YOUR TASK
All lines in the records below with the word "vindrutan" must be returned.

EXERCISE MATERIAL

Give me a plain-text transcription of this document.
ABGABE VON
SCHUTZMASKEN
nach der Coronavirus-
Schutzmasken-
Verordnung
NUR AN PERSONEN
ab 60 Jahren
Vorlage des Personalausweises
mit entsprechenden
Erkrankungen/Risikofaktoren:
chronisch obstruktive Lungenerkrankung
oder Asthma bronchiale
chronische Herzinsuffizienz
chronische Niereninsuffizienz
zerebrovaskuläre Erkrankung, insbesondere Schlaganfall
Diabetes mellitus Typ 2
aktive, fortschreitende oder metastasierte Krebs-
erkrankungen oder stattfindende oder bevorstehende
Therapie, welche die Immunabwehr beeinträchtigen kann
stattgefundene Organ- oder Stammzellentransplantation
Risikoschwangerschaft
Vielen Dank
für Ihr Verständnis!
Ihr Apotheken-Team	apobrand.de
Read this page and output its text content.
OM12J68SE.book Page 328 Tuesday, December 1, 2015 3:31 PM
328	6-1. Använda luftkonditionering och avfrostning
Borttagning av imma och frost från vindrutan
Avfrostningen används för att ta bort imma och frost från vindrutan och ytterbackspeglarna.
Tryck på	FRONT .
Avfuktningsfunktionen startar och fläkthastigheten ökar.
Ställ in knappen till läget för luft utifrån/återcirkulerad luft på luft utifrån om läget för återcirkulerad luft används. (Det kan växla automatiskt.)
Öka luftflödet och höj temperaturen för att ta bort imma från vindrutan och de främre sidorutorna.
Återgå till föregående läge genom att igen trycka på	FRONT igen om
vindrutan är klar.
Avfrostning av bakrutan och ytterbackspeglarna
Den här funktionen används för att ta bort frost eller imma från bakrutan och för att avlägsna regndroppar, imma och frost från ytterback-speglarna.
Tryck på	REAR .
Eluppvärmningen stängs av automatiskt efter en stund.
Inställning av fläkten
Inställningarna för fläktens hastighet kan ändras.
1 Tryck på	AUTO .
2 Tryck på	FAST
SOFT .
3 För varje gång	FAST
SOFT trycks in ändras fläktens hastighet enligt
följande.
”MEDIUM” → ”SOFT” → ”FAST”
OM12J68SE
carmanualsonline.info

ANSWER FOR THE TASK
Borttagning av imma och frost från vindrutan
Avfrostningen används för att ta bort imma och frost från vindrutan och ytterbackspeglarna.
Öka luftflödet och höj temperaturen för att ta bort imma från vindrutan och de främre sidorutorna.
vindrutan är klar.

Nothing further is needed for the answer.